▶ What you are asked to do: Write out the whole listing again, exactly as given.

▶ Input for this task:
▼

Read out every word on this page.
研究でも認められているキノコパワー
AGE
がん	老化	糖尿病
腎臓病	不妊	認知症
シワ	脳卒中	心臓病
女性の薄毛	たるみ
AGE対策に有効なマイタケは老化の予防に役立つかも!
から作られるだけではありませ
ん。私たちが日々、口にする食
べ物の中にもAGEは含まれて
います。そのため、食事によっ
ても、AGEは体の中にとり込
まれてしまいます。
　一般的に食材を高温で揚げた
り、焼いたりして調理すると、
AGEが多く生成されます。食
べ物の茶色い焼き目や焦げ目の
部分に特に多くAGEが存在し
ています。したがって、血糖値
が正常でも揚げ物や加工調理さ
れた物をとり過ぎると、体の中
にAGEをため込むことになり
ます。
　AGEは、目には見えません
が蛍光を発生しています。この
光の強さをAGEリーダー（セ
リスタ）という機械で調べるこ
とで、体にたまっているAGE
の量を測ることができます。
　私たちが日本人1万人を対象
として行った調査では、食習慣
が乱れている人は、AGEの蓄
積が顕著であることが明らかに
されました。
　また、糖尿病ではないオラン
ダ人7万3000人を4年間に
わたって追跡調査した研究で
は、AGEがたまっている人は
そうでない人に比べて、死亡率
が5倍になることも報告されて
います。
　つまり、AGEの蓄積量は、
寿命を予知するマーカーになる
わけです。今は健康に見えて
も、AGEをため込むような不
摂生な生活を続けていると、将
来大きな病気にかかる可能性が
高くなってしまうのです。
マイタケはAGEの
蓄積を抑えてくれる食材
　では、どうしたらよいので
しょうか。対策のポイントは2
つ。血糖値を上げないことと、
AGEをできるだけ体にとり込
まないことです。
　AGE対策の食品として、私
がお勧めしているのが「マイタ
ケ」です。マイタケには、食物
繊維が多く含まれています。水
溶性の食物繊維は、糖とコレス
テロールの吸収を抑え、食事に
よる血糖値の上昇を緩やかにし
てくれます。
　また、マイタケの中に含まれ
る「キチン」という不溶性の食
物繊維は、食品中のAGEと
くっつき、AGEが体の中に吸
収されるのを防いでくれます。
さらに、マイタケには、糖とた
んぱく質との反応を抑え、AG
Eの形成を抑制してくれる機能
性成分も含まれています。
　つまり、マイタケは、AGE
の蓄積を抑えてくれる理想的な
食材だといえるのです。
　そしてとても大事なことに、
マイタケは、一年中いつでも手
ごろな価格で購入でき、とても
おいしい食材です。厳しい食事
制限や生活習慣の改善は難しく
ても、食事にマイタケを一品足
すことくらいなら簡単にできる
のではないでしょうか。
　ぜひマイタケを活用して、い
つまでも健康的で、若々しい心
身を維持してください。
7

▲

▶ Solved problem:
Read out every word on this page.
研究でも認められているキノコパワー
AGE
がん	老化	糖尿病
腎臓病	不妊	認知症
シワ	脳卒中	心臓病
女性の薄毛	たるみ
AGE対策に有効なマイタケは老化の予防に役立つかも!
から作られるだけではありませ
ん。私たちが日々、口にする食
べ物の中にもAGEは含まれて
います。そのため、食事によっ
ても、AGEは体の中にとり込
まれてしまいます。
　一般的に食材を高温で揚げた
り、焼いたりして調理すると、
AGEが多く生成されます。食
べ物の茶色い焼き目や焦げ目の
部分に特に多くAGEが存在し
ています。したがって、血糖値
が正常でも揚げ物や加工調理さ
れた物をとり過ぎると、体の中
にAGEをため込むことになり
ます。
　AGEは、目には見えません
が蛍光を発生しています。この
光の強さをAGEリーダー（セ
リスタ）という機械で調べるこ
とで、体にたまっているAGE
の量を測ることができます。
　私たちが日本人1万人を対象
として行った調査では、食習慣
が乱れている人は、AGEの蓄
積が顕著であることが明らかに
されました。
　また、糖尿病ではないオラン
ダ人7万3000人を4年間に
わたって追跡調査した研究で
は、AGEがたまっている人は
そうでない人に比べて、死亡率
が5倍になることも報告されて
います。
　つまり、AGEの蓄積量は、
寿命を予知するマーカーになる
わけです。今は健康に見えて
も、AGEをため込むような不
摂生な生活を続けていると、将
来大きな病気にかかる可能性が
高くなってしまうのです。
マイタケはAGEの
蓄積を抑えてくれる食材
　では、どうしたらよいので
しょうか。対策のポイントは2
つ。血糖値を上げないことと、
AGEをできるだけ体にとり込
まないことです。
　AGE対策の食品として、私
がお勧めしているのが「マイタ
ケ」です。マイタケには、食物
繊維が多く含まれています。水
溶性の食物繊維は、糖とコレス
テロールの吸収を抑え、食事に
よる血糖値の上昇を緩やかにし
てくれます。
　また、マイタケの中に含まれ
る「キチン」という不溶性の食
物繊維は、食品中のAGEと
くっつき、AGEが体の中に吸
収されるのを防いでくれます。
さらに、マイタケには、糖とた
んぱく質との反応を抑え、AG
Eの形成を抑制してくれる機能
性成分も含まれています。
　つまり、マイタケは、AGE
の蓄積を抑えてくれる理想的な
食材だといえるのです。
　そしてとても大事なことに、
マイタケは、一年中いつでも手
ごろな価格で購入でき、とても
おいしい食材です。厳しい食事
制限や生活習慣の改善は難しく
ても、食事にマイタケを一品足
すことくらいなら簡単にできる
のではないでしょうか。
　ぜひマイタケを活用して、い
つまでも健康的で、若々しい心
身を維持してください。
7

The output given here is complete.